[START Records shown]
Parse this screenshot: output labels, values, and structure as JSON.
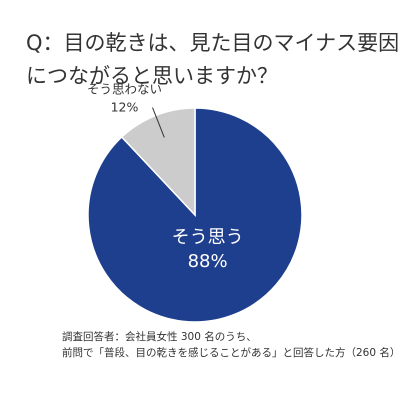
{
  "chart_data": {
    "type": "pie",
    "title_lines": [
      "Q：目の乾きは、見た目のマイナス要因",
      "につながると思いますか？"
    ],
    "slices": [
      {
        "label": "そう思う",
        "value": 88,
        "value_label": "88%",
        "color": "#1e3f8d"
      },
      {
        "label": "そう思わない",
        "value": 12,
        "value_label": "12%",
        "color": "#cccccc"
      }
    ]
  },
  "note_lines": [
    "調査回答者：会社員女性 300 名のうち、",
    "前問で「普段、目の乾きを感じることがある」と回答した方（260 名）"
  ],
  "colors": {
    "slice_border": "#ffffff",
    "leader_line": "#333333",
    "label_inside": "#ffffff",
    "label_outside": "#333333"
  }
}
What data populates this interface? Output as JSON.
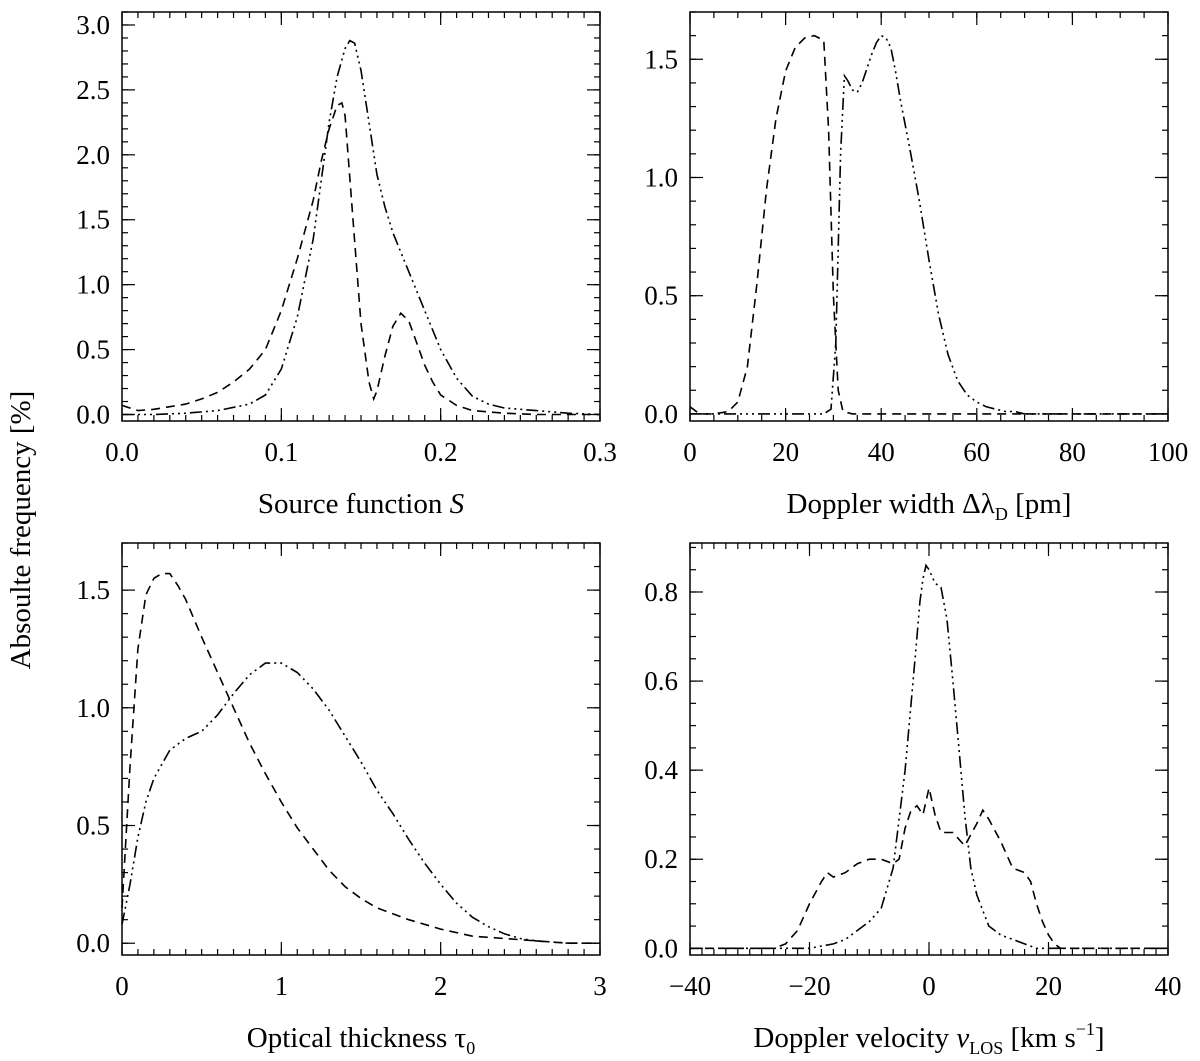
[END Records shown]
* _Aim of the task_: Without the pictures, write out the whole listing above exactly as it appears.

* _Output for this task_:
Parse this screenshot: output labels, values, and structure as JSON.
{
  "chart_data": {
    "type": "pie",
    "title_lines": [
      "Q：目の乾きは、見た目のマイナス要因",
      "につながると思いますか？"
    ],
    "slices": [
      {
        "label": "そう思う",
        "value": 88,
        "value_label": "88%",
        "color": "#1e3f8d"
      },
      {
        "label": "そう思わない",
        "value": 12,
        "value_label": "12%",
        "color": "#cccccc"
      }
    ]
  },
  "note_lines": [
    "調査回答者：会社員女性 300 名のうち、",
    "前問で「普段、目の乾きを感じることがある」と回答した方（260 名）"
  ],
  "colors": {
    "slice_border": "#ffffff",
    "leader_line": "#333333",
    "label_inside": "#ffffff",
    "label_outside": "#333333"
  }
}
What data populates this interface? Output as JSON.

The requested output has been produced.